◆ REQUIREMENTS ◆
Transcribe the entries that follow, word for word.

◆ DATA PROVIDED ◆
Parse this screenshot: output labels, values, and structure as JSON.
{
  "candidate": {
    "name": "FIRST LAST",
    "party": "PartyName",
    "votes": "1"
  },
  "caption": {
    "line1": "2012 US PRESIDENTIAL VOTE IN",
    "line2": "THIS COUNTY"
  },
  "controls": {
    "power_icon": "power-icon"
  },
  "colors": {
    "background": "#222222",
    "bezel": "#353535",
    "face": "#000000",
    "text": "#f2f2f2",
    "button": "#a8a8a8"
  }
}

◆ THE OUTPUT ◆
Parse this screenshot: output labels, values, and structure as JSON.
{
  "candidate": {
    "name": "FIRST LAST",
    "party": "PartyName",
    "votes": "1"
  },
  "caption": {
    "line1": "2012 US PRESIDENTIAL VOTE IN",
    "line2": "THIS COUNTY"
  },
  "controls": {
    "power_icon": "power-icon"
  },
  "colors": {
    "background": "#222222",
    "bezel": "#353535",
    "face": "#000000",
    "text": "#f2f2f2",
    "button": "#a8a8a8"
  }
}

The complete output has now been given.